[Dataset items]

>> start

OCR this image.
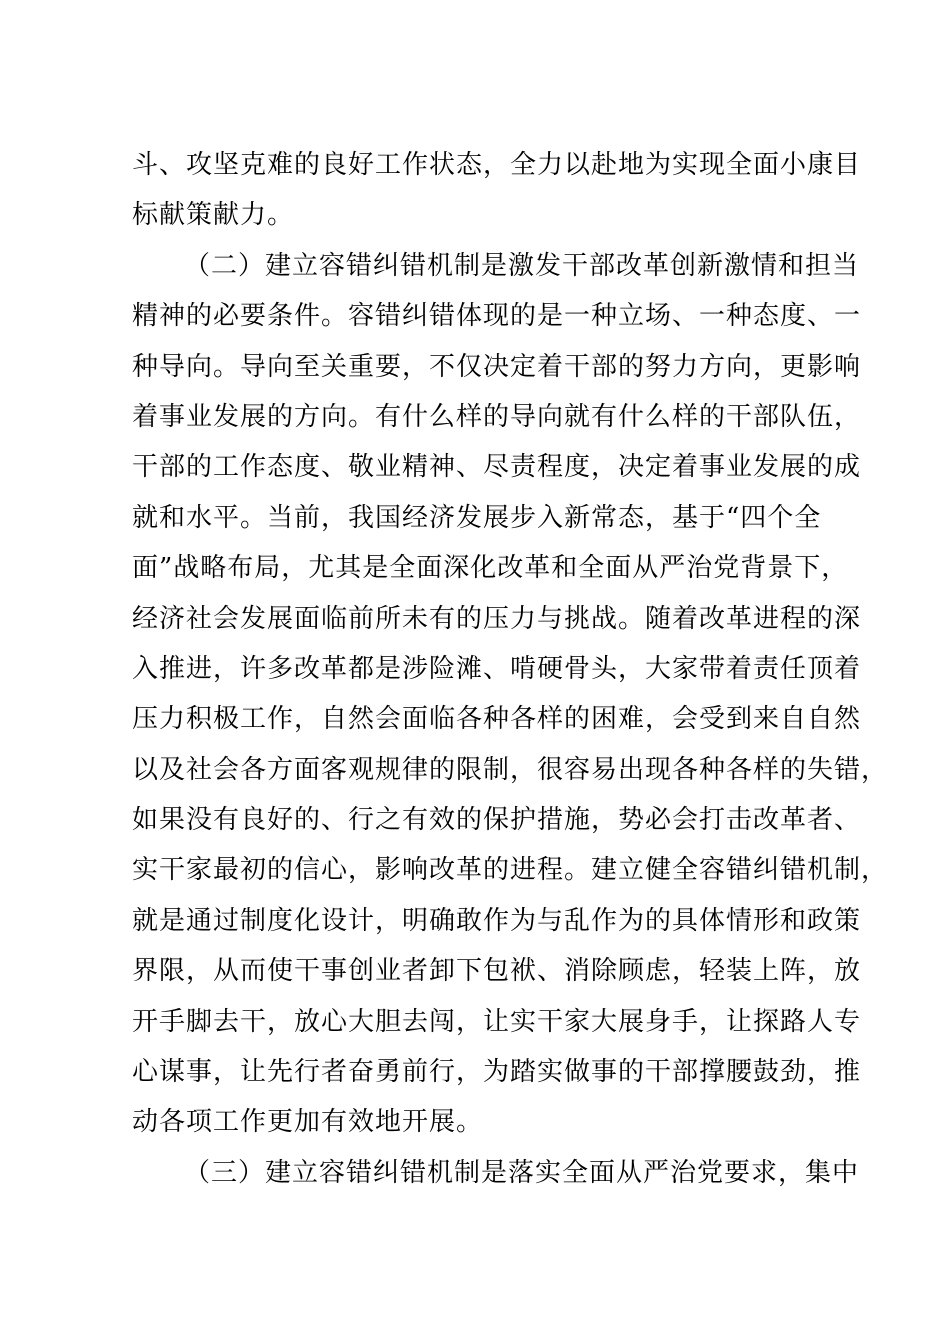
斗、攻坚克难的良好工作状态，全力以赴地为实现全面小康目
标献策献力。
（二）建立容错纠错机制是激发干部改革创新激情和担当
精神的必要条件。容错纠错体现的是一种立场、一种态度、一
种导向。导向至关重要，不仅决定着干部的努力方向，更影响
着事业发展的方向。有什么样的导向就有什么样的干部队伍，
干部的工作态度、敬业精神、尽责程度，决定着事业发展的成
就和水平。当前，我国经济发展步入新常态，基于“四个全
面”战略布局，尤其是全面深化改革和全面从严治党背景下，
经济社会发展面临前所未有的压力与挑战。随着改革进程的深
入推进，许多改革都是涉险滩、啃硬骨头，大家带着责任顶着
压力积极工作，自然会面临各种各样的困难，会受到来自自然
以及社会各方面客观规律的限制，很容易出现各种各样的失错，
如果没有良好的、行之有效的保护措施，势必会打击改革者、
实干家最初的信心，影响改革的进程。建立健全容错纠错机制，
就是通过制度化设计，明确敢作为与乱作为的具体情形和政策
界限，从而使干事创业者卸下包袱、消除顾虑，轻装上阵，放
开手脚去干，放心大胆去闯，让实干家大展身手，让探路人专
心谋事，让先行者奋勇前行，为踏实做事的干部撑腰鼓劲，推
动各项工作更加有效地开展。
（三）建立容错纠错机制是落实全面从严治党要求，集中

>> end

- [Given exercise] Omit any images, then output the listing exactly.

- [Solution to this problem]
OCR this image.
斗、攻坚克难的良好工作状态，全力以赴地为实现全面小康目
标献策献力。
（二）建立容错纠错机制是激发干部改革创新激情和担当
精神的必要条件。容错纠错体现的是一种立场、一种态度、一
种导向。导向至关重要，不仅决定着干部的努力方向，更影响
着事业发展的方向。有什么样的导向就有什么样的干部队伍，
干部的工作态度、敬业精神、尽责程度，决定着事业发展的成
就和水平。当前，我国经济发展步入新常态，基于“四个全
面”战略布局，尤其是全面深化改革和全面从严治党背景下，
经济社会发展面临前所未有的压力与挑战。随着改革进程的深
入推进，许多改革都是涉险滩、啃硬骨头，大家带着责任顶着
压力积极工作，自然会面临各种各样的困难，会受到来自自然
以及社会各方面客观规律的限制，很容易出现各种各样的失错，
如果没有良好的、行之有效的保护措施，势必会打击改革者、
实干家最初的信心，影响改革的进程。建立健全容错纠错机制，
就是通过制度化设计，明确敢作为与乱作为的具体情形和政策
界限，从而使干事创业者卸下包袱、消除顾虑，轻装上阵，放
开手脚去干，放心大胆去闯，让实干家大展身手，让探路人专
心谋事，让先行者奋勇前行，为踏实做事的干部撑腰鼓劲，推
动各项工作更加有效地开展。
（三）建立容错纠错机制是落实全面从严治党要求，集中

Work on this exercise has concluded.